SOURCE RECORDS:
-------------------------

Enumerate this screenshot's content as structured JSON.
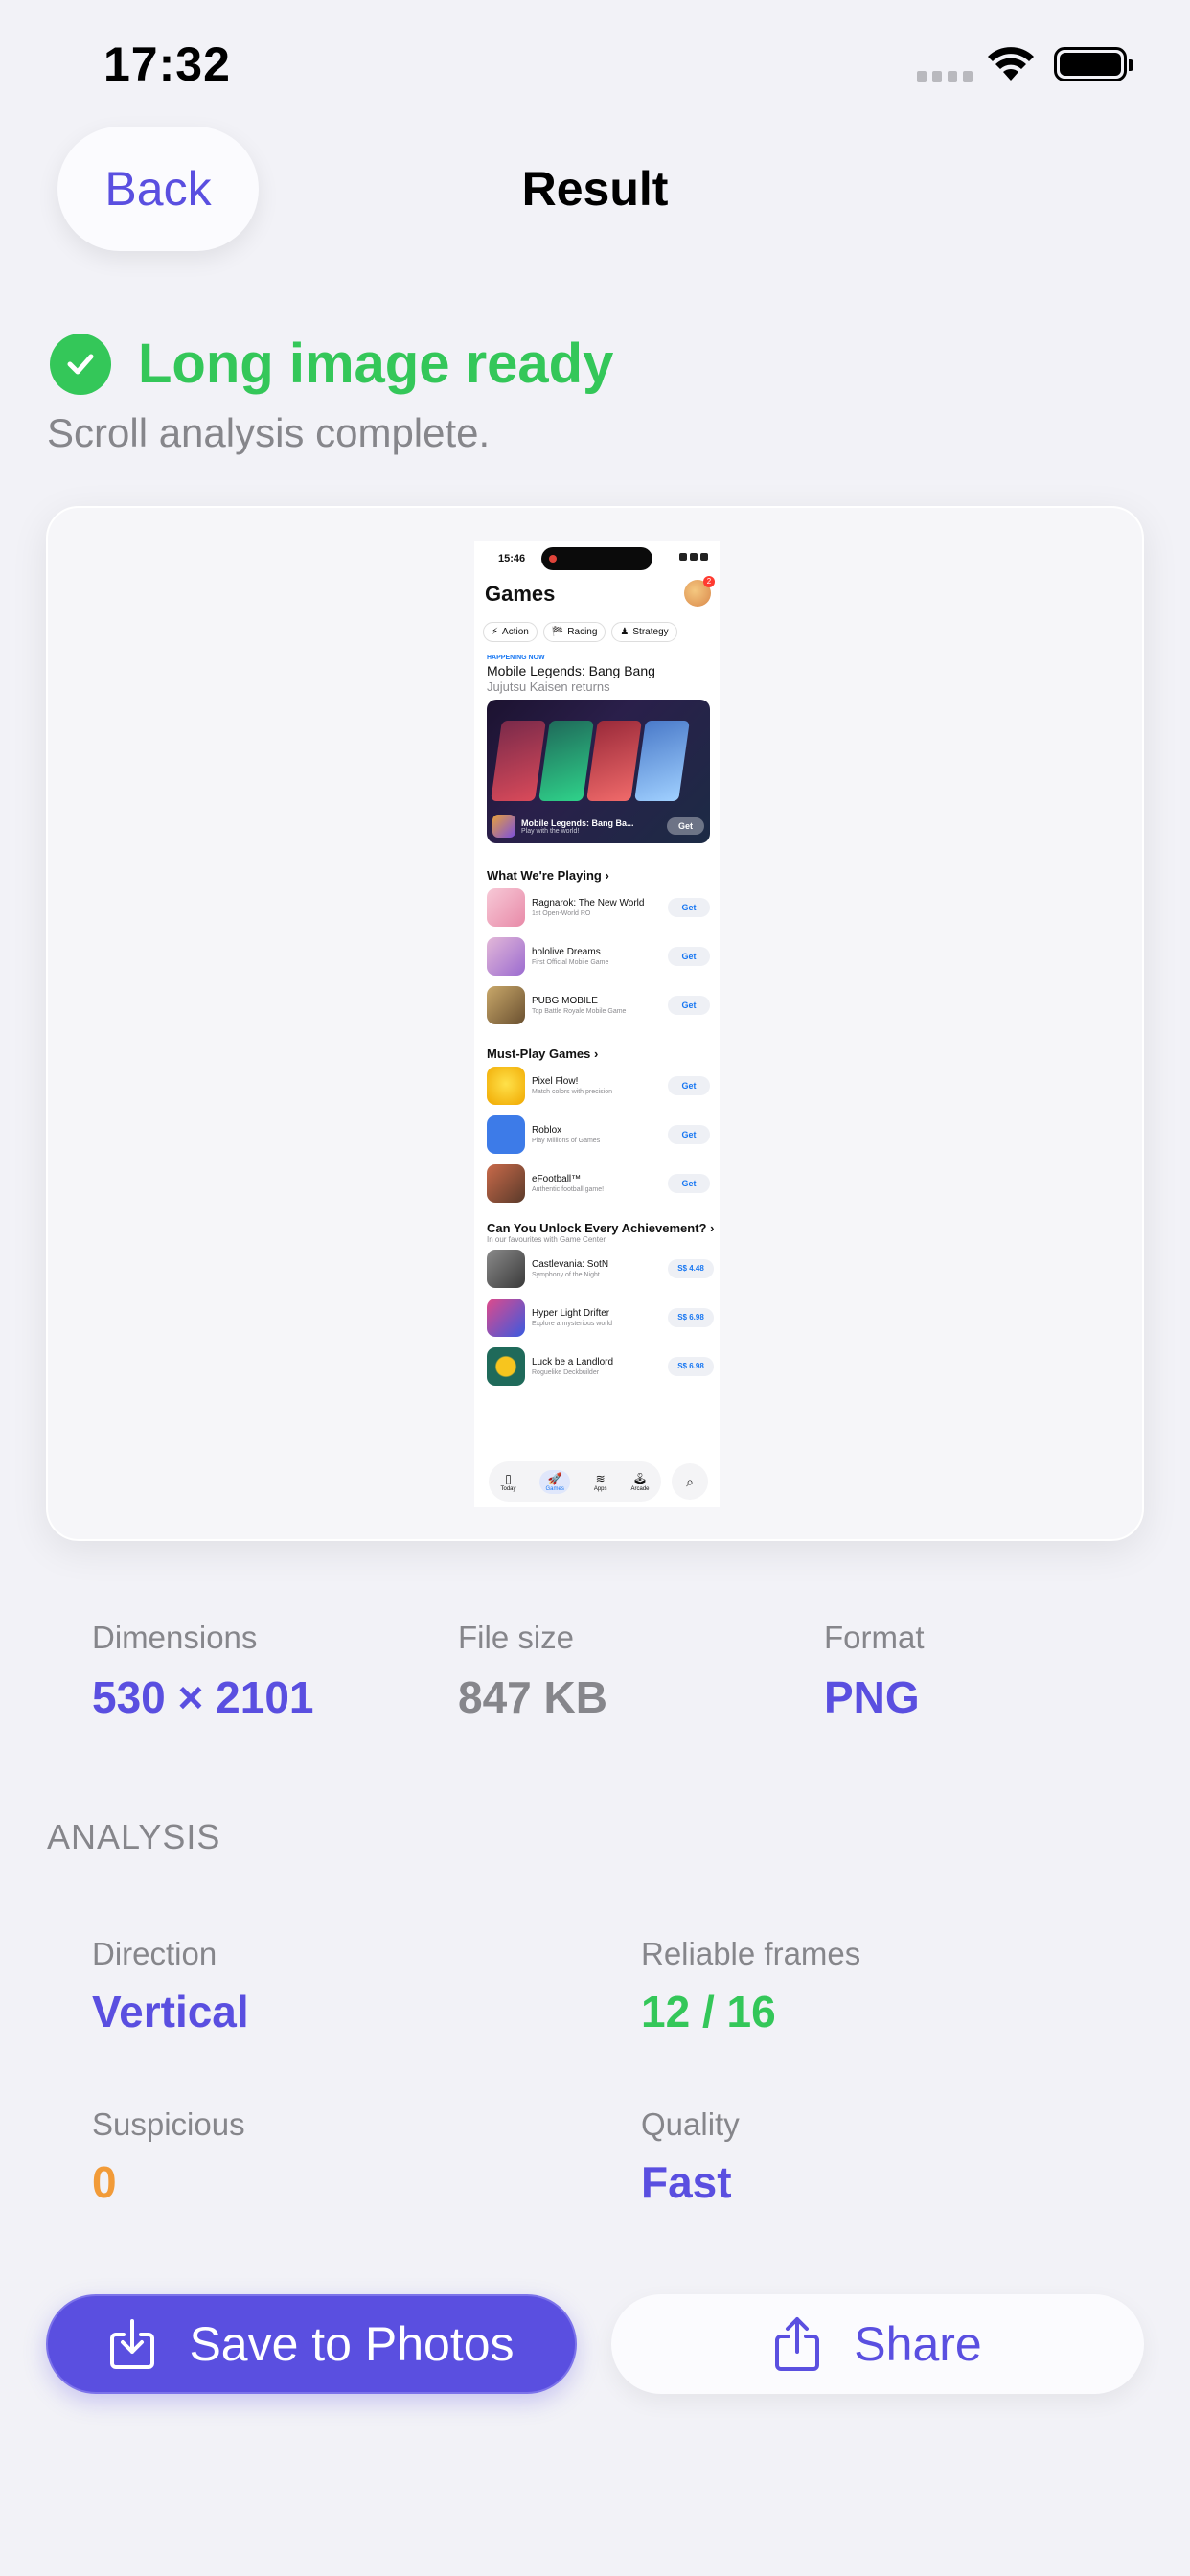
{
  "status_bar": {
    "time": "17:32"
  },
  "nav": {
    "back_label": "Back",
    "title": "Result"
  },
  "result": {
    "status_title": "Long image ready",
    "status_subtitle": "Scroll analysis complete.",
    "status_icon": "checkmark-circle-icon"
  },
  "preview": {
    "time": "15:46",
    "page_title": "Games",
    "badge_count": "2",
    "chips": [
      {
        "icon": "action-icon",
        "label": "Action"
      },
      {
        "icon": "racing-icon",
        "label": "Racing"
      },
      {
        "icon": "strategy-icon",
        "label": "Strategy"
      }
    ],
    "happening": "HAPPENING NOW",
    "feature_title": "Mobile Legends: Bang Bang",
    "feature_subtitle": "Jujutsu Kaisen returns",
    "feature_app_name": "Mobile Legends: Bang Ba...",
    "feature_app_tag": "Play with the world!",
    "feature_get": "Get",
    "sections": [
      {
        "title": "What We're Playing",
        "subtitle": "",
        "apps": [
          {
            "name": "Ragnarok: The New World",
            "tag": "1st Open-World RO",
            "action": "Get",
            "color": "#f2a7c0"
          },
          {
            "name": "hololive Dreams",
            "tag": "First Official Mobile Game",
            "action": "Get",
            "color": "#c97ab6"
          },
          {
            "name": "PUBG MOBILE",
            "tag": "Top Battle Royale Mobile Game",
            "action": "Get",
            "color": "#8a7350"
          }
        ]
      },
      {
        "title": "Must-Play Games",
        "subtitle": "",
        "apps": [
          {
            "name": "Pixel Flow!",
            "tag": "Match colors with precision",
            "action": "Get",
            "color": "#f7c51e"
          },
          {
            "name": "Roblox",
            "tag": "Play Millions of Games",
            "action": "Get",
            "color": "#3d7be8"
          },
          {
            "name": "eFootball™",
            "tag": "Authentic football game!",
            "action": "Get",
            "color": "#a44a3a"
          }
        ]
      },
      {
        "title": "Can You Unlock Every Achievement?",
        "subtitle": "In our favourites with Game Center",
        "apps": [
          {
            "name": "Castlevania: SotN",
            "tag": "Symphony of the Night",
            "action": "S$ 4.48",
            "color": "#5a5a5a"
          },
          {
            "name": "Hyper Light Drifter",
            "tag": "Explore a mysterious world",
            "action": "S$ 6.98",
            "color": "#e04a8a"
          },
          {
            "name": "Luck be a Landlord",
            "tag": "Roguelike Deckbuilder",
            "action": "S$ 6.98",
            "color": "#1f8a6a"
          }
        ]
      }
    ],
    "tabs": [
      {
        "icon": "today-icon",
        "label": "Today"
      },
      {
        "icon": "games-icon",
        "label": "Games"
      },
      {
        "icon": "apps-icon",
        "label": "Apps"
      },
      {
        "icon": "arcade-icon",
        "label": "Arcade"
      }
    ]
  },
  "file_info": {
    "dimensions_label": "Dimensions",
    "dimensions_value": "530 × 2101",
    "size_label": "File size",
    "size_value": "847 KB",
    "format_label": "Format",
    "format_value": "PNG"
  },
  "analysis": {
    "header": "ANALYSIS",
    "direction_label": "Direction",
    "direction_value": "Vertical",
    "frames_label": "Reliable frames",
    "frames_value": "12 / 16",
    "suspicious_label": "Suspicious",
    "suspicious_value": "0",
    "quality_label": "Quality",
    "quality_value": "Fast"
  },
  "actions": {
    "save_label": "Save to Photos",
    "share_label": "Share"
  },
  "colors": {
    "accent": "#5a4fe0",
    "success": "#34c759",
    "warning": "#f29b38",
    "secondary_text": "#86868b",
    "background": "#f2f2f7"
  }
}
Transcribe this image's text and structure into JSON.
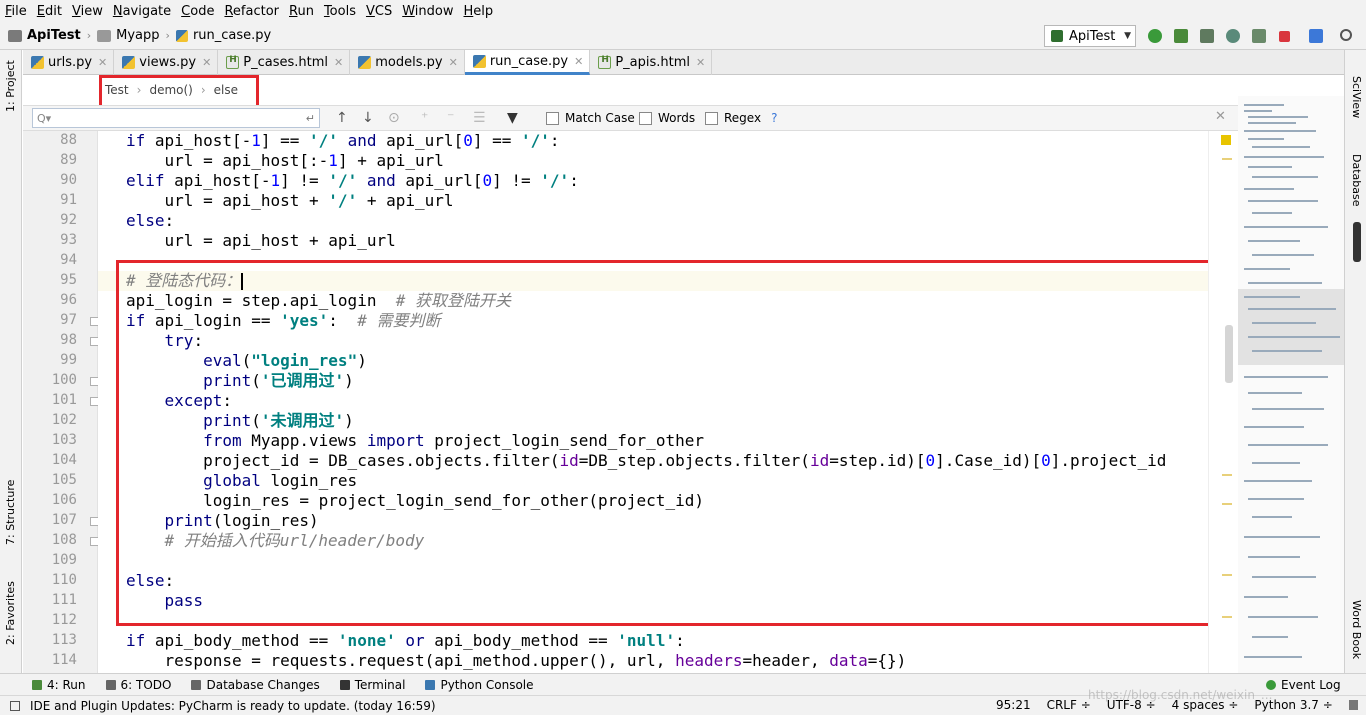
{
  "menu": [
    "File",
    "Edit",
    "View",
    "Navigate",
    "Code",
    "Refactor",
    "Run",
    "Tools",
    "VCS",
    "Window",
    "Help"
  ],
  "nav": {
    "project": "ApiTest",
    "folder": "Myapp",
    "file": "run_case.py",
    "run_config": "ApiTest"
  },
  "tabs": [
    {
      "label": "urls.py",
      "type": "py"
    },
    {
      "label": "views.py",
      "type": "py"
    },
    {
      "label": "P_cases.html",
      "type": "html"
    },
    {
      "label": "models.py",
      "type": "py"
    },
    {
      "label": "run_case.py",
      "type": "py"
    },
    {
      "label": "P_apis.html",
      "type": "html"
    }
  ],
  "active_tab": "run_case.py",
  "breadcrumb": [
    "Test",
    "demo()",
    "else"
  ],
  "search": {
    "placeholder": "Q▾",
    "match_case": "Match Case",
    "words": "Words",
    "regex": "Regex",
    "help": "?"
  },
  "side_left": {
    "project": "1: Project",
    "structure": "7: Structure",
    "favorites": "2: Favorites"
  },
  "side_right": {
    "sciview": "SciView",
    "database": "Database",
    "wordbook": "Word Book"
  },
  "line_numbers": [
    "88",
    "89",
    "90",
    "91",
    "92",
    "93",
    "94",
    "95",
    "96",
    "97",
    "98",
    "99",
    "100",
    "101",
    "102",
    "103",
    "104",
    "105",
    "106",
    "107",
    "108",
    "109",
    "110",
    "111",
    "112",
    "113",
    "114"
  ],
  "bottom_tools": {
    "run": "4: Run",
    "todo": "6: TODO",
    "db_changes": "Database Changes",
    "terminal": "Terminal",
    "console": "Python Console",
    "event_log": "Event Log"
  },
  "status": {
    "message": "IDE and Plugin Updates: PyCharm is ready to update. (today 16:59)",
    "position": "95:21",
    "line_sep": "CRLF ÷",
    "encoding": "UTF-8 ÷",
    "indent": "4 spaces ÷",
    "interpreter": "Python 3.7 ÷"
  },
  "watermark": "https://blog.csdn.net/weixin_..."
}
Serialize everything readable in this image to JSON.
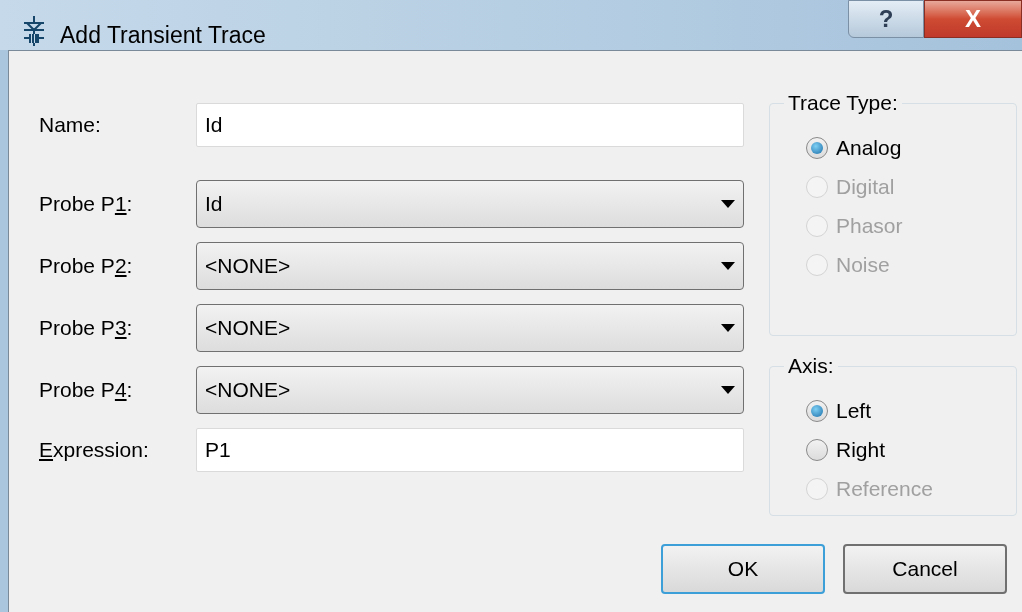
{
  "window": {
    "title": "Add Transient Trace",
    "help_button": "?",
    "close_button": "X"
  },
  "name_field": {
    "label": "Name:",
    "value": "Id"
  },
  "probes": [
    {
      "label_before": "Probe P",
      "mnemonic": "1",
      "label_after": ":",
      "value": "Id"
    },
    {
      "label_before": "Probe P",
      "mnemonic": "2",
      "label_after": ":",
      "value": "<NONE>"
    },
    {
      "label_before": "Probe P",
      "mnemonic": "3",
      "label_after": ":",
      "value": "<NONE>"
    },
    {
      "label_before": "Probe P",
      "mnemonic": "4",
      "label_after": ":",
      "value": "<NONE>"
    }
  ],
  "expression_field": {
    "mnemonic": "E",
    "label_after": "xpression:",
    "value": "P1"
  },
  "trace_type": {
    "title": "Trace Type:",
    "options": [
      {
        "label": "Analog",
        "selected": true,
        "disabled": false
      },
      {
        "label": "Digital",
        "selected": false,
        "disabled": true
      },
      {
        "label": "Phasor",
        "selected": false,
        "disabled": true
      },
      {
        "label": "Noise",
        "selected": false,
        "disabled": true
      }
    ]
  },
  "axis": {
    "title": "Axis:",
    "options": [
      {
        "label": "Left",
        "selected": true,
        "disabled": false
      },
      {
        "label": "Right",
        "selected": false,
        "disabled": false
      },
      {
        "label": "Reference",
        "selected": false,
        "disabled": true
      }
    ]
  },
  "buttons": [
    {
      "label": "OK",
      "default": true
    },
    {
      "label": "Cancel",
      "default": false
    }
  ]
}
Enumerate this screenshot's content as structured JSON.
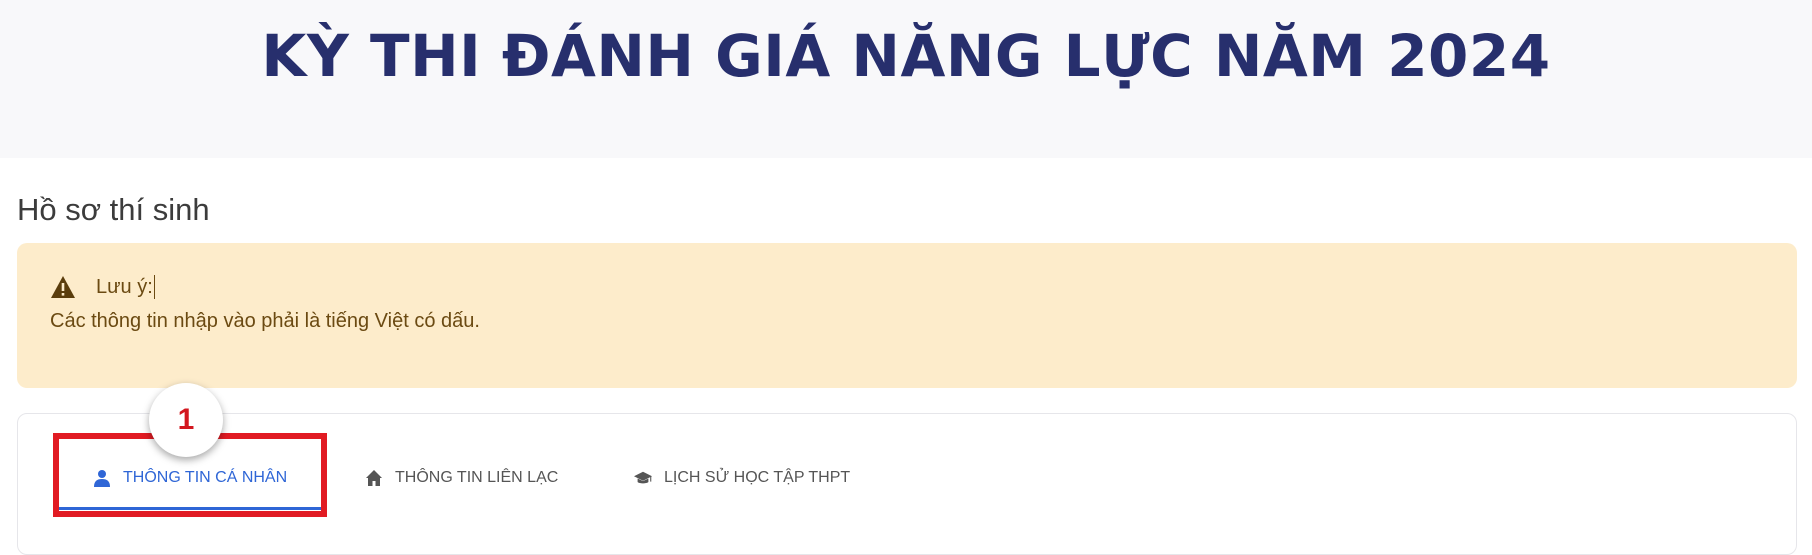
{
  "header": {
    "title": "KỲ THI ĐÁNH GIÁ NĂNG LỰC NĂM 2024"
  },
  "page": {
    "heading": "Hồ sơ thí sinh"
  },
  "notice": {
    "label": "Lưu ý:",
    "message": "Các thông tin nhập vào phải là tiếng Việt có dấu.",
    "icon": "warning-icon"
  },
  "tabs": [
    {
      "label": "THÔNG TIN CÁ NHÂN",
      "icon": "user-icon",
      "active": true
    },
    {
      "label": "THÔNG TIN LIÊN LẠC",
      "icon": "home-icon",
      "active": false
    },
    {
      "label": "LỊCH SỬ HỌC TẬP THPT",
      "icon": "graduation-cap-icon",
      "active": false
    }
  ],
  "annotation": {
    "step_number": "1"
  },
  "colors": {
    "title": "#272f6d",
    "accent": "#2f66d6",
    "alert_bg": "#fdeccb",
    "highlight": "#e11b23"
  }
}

-------------------------

WHAT IS REQUIRED: Point out every line holding the string "with" and copy it.

RESULT FOR THIS EXERCISE:
    "feature_app_tag": "Play with the world!",
            "tag": "Match colors with precision",
        "subtitle": "In our favourites with Game Center",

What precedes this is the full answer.